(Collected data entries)

▼▼▼

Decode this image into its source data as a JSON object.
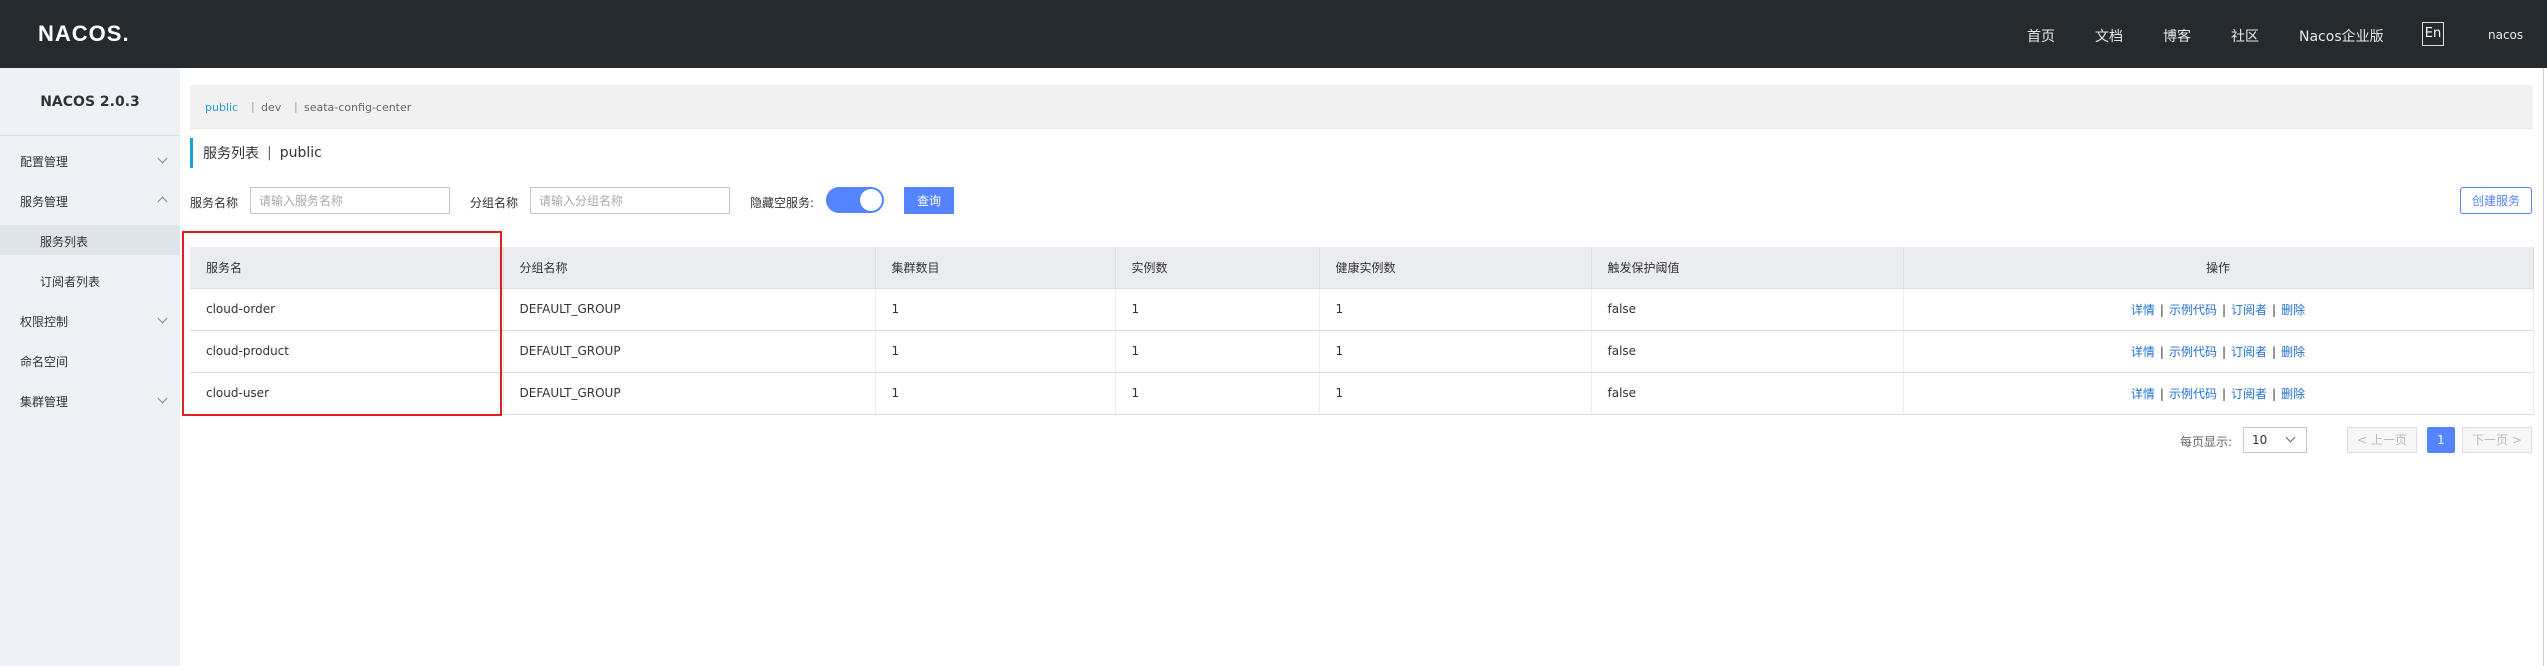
{
  "topbar": {
    "logo": "NACOS.",
    "nav": [
      "首页",
      "文档",
      "博客",
      "社区",
      "Nacos企业版"
    ],
    "lang": "En",
    "user": "nacos"
  },
  "sidebar": {
    "version": "NACOS 2.0.3",
    "items": [
      {
        "label": "配置管理",
        "chevron": "down"
      },
      {
        "label": "服务管理",
        "chevron": "up"
      },
      {
        "label": "服务列表",
        "sub": true,
        "active": true
      },
      {
        "label": "订阅者列表",
        "sub": true
      },
      {
        "label": "权限控制",
        "chevron": "down"
      },
      {
        "label": "命名空间"
      },
      {
        "label": "集群管理",
        "chevron": "down"
      }
    ]
  },
  "namespaces": {
    "items": [
      "public",
      "dev",
      "seata-config-center"
    ],
    "active": "public"
  },
  "page": {
    "title": "服务列表",
    "namespace": "public"
  },
  "search": {
    "service_label": "服务名称",
    "service_placeholder": "请输入服务名称",
    "group_label": "分组名称",
    "group_placeholder": "请输入分组名称",
    "hide_empty_label": "隐藏空服务:",
    "hide_empty_on": true,
    "query_button": "查询",
    "create_button": "创建服务"
  },
  "table": {
    "columns": [
      "服务名",
      "分组名称",
      "集群数目",
      "实例数",
      "健康实例数",
      "触发保护阈值",
      "操作"
    ],
    "rows": [
      {
        "name": "cloud-order",
        "group": "DEFAULT_GROUP",
        "clusters": "1",
        "instances": "1",
        "healthy": "1",
        "threshold": "false"
      },
      {
        "name": "cloud-product",
        "group": "DEFAULT_GROUP",
        "clusters": "1",
        "instances": "1",
        "healthy": "1",
        "threshold": "false"
      },
      {
        "name": "cloud-user",
        "group": "DEFAULT_GROUP",
        "clusters": "1",
        "instances": "1",
        "healthy": "1",
        "threshold": "false"
      }
    ],
    "ops": [
      "详情",
      "示例代码",
      "订阅者",
      "删除"
    ]
  },
  "pagination": {
    "per_page_label": "每页显示:",
    "per_page": "10",
    "prev": "上一页",
    "next": "下一页",
    "current": "1"
  },
  "colors": {
    "topbar": "#252a2f",
    "accent": "#5584ff",
    "link": "#1f6fd0",
    "highlight": "#e02020"
  }
}
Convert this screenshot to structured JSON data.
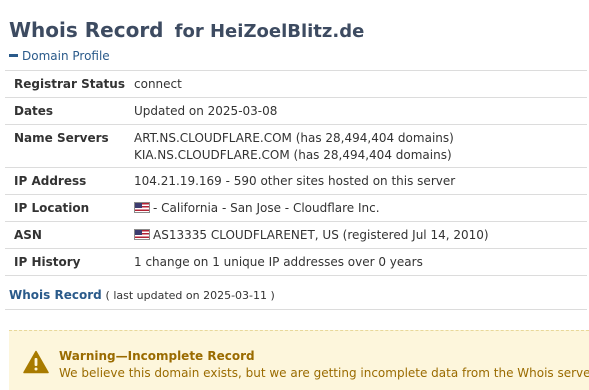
{
  "header": {
    "title": "Whois Record",
    "for_text": "for HeiZoelBlitz.de"
  },
  "domain_profile": {
    "heading": "Domain Profile",
    "rows": [
      {
        "label": "Registrar Status",
        "values": [
          "connect"
        ]
      },
      {
        "label": "Dates",
        "values": [
          "Updated on 2025-03-08"
        ]
      },
      {
        "label": "Name Servers",
        "values": [
          "ART.NS.CLOUDFLARE.COM (has 28,494,404 domains)",
          "KIA.NS.CLOUDFLARE.COM (has 28,494,404 domains)"
        ]
      },
      {
        "label": "IP Address",
        "values": [
          "104.21.19.169 - 590 other sites hosted on this server"
        ]
      },
      {
        "label": "IP Location",
        "values": [
          "- California - San Jose - Cloudflare Inc."
        ],
        "flag": "us-flag"
      },
      {
        "label": "ASN",
        "values": [
          "AS13335 CLOUDFLARENET, US (registered Jul 14, 2010)"
        ],
        "flag": "us-flag"
      },
      {
        "label": "IP History",
        "values": [
          "1 change on 1 unique IP addresses over 0 years"
        ]
      }
    ]
  },
  "whois_record": {
    "link_text": "Whois Record",
    "updated_text": "( last updated on 2025-03-11 )"
  },
  "warning": {
    "icon": "warning-triangle-icon",
    "title": "Warning—Incomplete Record",
    "text": "We believe this domain exists, but we are getting incomplete data from the Whois server."
  },
  "colors": {
    "title": "#3d4b61",
    "link": "#2a5a8a",
    "warning_bg": "#fdf6dc",
    "warning_text": "#9a6b00",
    "warning_icon": "#a87b00"
  }
}
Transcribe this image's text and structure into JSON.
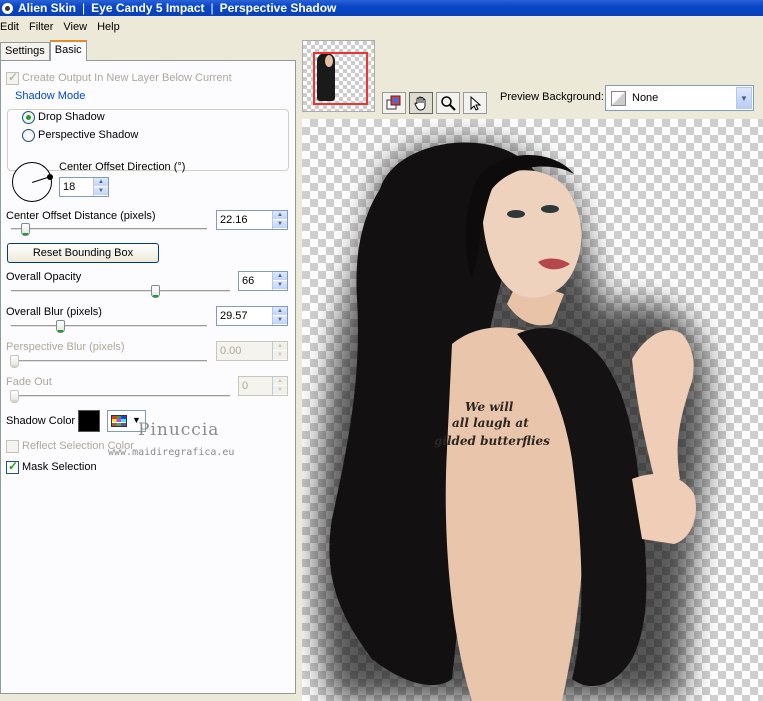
{
  "titlebar": {
    "parts": [
      "Alien Skin",
      "Eye Candy 5 Impact",
      "Perspective Shadow"
    ],
    "separator": "|"
  },
  "menu": [
    "Edit",
    "Filter",
    "View",
    "Help"
  ],
  "tabs": [
    "Settings",
    "Basic"
  ],
  "basic": {
    "create_output_label": "Create Output In New Layer Below Current",
    "shadow_mode_legend": "Shadow Mode",
    "drop_shadow_label": "Drop Shadow",
    "perspective_shadow_label": "Perspective Shadow",
    "center_offset_direction_label": "Center Offset Direction (°)",
    "center_offset_direction_value": "18",
    "center_offset_distance_label": "Center Offset Distance (pixels)",
    "center_offset_distance_value": "22.16",
    "reset_bounding_box_label": "Reset Bounding Box",
    "overall_opacity_label": "Overall Opacity",
    "overall_opacity_value": "66",
    "overall_blur_label": "Overall Blur (pixels)",
    "overall_blur_value": "29.57",
    "perspective_blur_label": "Perspective Blur (pixels)",
    "perspective_blur_value": "0.00",
    "fade_out_label": "Fade Out",
    "fade_out_value": "0",
    "shadow_color_label": "Shadow Color",
    "reflect_selection_label": "Reflect Selection Color",
    "mask_selection_label": "Mask Selection"
  },
  "watermark": {
    "name": "Pinuccia",
    "site": "www.maidiregrafica.eu"
  },
  "preview": {
    "background_label": "Preview Background:",
    "background_value": "None",
    "tattoo_lines": [
      "We will",
      "all laugh at",
      "gilded butterflies"
    ]
  },
  "colors": {
    "titlebar": "#0a46c9",
    "shadow_color": "#000000",
    "panel_bg": "#fcfcfe",
    "frame_bg": "#ece9d8"
  }
}
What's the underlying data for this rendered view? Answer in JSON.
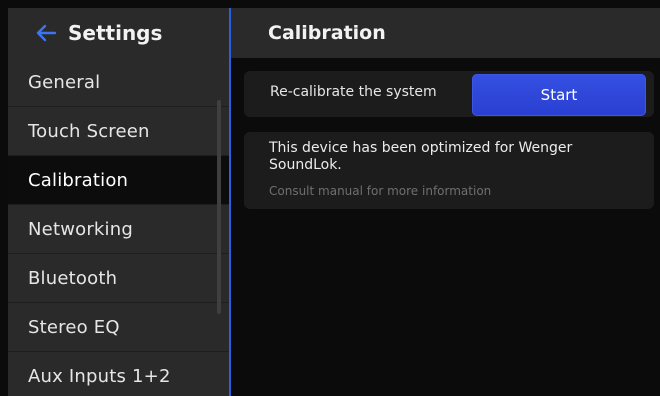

▲▲▲

(Written task): Quote the data above in full, leaving out the pictures it holds.

(Response):
Decode this image into its source data as a JSON object.
{
  "topbar": {
    "logo": "NACOS.",
    "nav": [
      "首页",
      "文档",
      "博客",
      "社区",
      "Nacos企业版"
    ],
    "lang": "En",
    "user": "nacos"
  },
  "sidebar": {
    "version": "NACOS 2.0.3",
    "items": [
      {
        "label": "配置管理",
        "chevron": "down"
      },
      {
        "label": "服务管理",
        "chevron": "up"
      },
      {
        "label": "服务列表",
        "sub": true,
        "active": true
      },
      {
        "label": "订阅者列表",
        "sub": true
      },
      {
        "label": "权限控制",
        "chevron": "down"
      },
      {
        "label": "命名空间"
      },
      {
        "label": "集群管理",
        "chevron": "down"
      }
    ]
  },
  "namespaces": {
    "items": [
      "public",
      "dev",
      "seata-config-center"
    ],
    "active": "public"
  },
  "page": {
    "title": "服务列表",
    "namespace": "public"
  },
  "search": {
    "service_label": "服务名称",
    "service_placeholder": "请输入服务名称",
    "group_label": "分组名称",
    "group_placeholder": "请输入分组名称",
    "hide_empty_label": "隐藏空服务:",
    "hide_empty_on": true,
    "query_button": "查询",
    "create_button": "创建服务"
  },
  "table": {
    "columns": [
      "服务名",
      "分组名称",
      "集群数目",
      "实例数",
      "健康实例数",
      "触发保护阈值",
      "操作"
    ],
    "rows": [
      {
        "name": "cloud-order",
        "group": "DEFAULT_GROUP",
        "clusters": "1",
        "instances": "1",
        "healthy": "1",
        "threshold": "false"
      },
      {
        "name": "cloud-product",
        "group": "DEFAULT_GROUP",
        "clusters": "1",
        "instances": "1",
        "healthy": "1",
        "threshold": "false"
      },
      {
        "name": "cloud-user",
        "group": "DEFAULT_GROUP",
        "clusters": "1",
        "instances": "1",
        "healthy": "1",
        "threshold": "false"
      }
    ],
    "ops": [
      "详情",
      "示例代码",
      "订阅者",
      "删除"
    ]
  },
  "pagination": {
    "per_page_label": "每页显示:",
    "per_page": "10",
    "prev": "上一页",
    "next": "下一页",
    "current": "1"
  },
  "colors": {
    "topbar": "#252a2f",
    "accent": "#5584ff",
    "link": "#1f6fd0",
    "highlight": "#e02020"
  }
}
Convert this screenshot to structured JSON data.
{
  "header": {
    "title": "Whois Record",
    "for_text": "for HeiZoelBlitz.de"
  },
  "domain_profile": {
    "heading": "Domain Profile",
    "rows": [
      {
        "label": "Registrar Status",
        "values": [
          "connect"
        ]
      },
      {
        "label": "Dates",
        "values": [
          "Updated on 2025-03-08"
        ]
      },
      {
        "label": "Name Servers",
        "values": [
          "ART.NS.CLOUDFLARE.COM (has 28,494,404 domains)",
          "KIA.NS.CLOUDFLARE.COM (has 28,494,404 domains)"
        ]
      },
      {
        "label": "IP Address",
        "values": [
          "104.21.19.169 - 590 other sites hosted on this server"
        ]
      },
      {
        "label": "IP Location",
        "values": [
          "- California - San Jose - Cloudflare Inc."
        ],
        "flag": "us-flag"
      },
      {
        "label": "ASN",
        "values": [
          "AS13335 CLOUDFLARENET, US (registered Jul 14, 2010)"
        ],
        "flag": "us-flag"
      },
      {
        "label": "IP History",
        "values": [
          "1 change on 1 unique IP addresses over 0 years"
        ]
      }
    ]
  },
  "whois_record": {
    "link_text": "Whois Record",
    "updated_text": "( last updated on 2025-03-11 )"
  },
  "warning": {
    "icon": "warning-triangle-icon",
    "title": "Warning—Incomplete Record",
    "text": "We believe this domain exists, but we are getting incomplete data from the Whois server."
  },
  "colors": {
    "title": "#3d4b61",
    "link": "#2a5a8a",
    "warning_bg": "#fdf6dc",
    "warning_text": "#9a6b00",
    "warning_icon": "#a87b00"
  }
}
Transcribe this image's text and structure into JSON.
{
  "titlebar": {
    "parts": [
      "Alien Skin",
      "Eye Candy 5 Impact",
      "Perspective Shadow"
    ],
    "separator": "|"
  },
  "menu": [
    "Edit",
    "Filter",
    "View",
    "Help"
  ],
  "tabs": [
    "Settings",
    "Basic"
  ],
  "basic": {
    "create_output_label": "Create Output In New Layer Below Current",
    "shadow_mode_legend": "Shadow Mode",
    "drop_shadow_label": "Drop Shadow",
    "perspective_shadow_label": "Perspective Shadow",
    "center_offset_direction_label": "Center Offset Direction (°)",
    "center_offset_direction_value": "18",
    "center_offset_distance_label": "Center Offset Distance (pixels)",
    "center_offset_distance_value": "22.16",
    "reset_bounding_box_label": "Reset Bounding Box",
    "overall_opacity_label": "Overall Opacity",
    "overall_opacity_value": "66",
    "overall_blur_label": "Overall Blur (pixels)",
    "overall_blur_value": "29.57",
    "perspective_blur_label": "Perspective Blur (pixels)",
    "perspective_blur_value": "0.00",
    "fade_out_label": "Fade Out",
    "fade_out_value": "0",
    "shadow_color_label": "Shadow Color",
    "reflect_selection_label": "Reflect Selection Color",
    "mask_selection_label": "Mask Selection"
  },
  "watermark": {
    "name": "Pinuccia",
    "site": "www.maidiregrafica.eu"
  },
  "preview": {
    "background_label": "Preview Background:",
    "background_value": "None",
    "tattoo_lines": [
      "We will",
      "all laugh at",
      "gilded butterflies"
    ]
  },
  "colors": {
    "titlebar": "#0a46c9",
    "shadow_color": "#000000",
    "panel_bg": "#fcfcfe",
    "frame_bg": "#ece9d8"
  }
}
What's the underlying data for this rendered view? Answer in JSON.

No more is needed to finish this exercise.